### TASK TO COMPLETE
Identify each line containing the word "JSON" and copy it.

================

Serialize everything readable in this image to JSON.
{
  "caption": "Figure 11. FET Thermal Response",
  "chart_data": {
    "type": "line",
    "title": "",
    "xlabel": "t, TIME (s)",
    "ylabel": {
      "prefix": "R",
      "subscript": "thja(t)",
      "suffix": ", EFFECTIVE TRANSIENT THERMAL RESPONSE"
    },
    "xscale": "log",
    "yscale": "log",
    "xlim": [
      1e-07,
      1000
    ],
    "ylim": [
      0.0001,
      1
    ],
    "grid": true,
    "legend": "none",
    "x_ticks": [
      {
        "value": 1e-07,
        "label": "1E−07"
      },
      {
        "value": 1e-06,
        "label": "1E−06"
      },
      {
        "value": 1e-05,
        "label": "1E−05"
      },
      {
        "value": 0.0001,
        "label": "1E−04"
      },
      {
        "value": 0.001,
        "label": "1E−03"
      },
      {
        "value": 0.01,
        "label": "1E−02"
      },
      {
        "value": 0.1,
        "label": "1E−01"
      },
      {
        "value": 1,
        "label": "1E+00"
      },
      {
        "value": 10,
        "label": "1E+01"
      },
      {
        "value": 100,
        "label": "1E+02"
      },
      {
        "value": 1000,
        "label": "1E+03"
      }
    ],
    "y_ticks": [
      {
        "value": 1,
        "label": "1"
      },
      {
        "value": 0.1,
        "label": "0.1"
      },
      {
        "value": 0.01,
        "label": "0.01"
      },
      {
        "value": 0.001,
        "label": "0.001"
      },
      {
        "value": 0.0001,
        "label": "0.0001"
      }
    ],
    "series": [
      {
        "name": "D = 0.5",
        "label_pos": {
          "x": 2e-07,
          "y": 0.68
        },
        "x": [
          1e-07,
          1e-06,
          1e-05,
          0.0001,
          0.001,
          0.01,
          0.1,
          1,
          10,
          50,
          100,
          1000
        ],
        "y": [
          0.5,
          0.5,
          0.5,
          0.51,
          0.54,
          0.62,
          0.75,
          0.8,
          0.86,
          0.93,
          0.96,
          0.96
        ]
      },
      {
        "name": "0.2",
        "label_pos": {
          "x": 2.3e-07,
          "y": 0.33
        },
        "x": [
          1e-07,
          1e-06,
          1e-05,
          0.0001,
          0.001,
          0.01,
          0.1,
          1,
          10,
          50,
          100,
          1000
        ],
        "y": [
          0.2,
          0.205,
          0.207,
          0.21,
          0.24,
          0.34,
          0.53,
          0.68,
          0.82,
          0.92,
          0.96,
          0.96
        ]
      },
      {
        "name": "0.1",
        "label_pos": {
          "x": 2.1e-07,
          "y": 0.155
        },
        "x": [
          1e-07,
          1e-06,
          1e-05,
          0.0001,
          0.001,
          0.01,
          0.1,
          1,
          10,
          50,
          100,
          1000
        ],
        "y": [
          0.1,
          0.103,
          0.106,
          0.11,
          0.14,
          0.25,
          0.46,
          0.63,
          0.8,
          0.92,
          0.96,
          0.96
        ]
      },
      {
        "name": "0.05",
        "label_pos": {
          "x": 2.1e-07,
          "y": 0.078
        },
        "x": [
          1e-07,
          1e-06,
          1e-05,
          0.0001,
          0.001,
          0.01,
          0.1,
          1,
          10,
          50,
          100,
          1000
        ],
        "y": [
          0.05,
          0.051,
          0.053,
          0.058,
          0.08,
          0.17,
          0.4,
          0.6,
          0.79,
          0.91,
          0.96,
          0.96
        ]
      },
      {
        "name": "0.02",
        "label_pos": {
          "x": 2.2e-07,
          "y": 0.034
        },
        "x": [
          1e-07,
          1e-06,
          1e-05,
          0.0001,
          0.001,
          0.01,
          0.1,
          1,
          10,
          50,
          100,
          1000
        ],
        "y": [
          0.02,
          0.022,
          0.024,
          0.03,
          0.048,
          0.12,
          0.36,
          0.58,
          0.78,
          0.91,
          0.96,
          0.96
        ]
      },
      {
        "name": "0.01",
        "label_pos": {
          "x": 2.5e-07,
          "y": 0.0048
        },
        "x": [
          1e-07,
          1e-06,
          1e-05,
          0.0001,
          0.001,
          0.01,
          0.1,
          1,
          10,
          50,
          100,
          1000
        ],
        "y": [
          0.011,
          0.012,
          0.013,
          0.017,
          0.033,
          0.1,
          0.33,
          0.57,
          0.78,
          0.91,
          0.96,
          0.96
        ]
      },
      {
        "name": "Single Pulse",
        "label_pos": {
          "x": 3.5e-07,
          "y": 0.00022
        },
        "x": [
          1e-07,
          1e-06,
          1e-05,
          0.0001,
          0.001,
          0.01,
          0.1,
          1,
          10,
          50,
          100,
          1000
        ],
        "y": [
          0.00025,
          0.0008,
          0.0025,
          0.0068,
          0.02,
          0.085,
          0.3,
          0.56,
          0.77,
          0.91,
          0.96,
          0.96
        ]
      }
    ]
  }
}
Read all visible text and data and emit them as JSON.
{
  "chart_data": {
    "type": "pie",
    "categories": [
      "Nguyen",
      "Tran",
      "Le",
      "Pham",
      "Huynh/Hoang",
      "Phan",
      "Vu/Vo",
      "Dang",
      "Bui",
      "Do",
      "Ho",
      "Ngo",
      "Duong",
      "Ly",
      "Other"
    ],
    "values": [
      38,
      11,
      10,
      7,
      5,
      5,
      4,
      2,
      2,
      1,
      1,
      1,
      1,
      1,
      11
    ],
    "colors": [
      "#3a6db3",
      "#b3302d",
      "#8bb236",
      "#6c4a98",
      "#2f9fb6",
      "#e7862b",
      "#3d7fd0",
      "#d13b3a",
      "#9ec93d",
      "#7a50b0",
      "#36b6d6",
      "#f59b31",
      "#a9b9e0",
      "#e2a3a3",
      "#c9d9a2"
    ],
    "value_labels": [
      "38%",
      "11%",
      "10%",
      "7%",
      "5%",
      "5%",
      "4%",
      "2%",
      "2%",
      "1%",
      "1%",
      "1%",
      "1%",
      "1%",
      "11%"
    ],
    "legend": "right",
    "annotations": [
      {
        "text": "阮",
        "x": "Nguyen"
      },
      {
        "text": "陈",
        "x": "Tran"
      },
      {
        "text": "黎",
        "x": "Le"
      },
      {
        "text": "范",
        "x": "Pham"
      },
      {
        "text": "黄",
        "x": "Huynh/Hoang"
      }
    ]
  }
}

================

### THE OUTPUT
Serialize everything readable in this image to JSON.
Read all visible text and data and emit them as JSON.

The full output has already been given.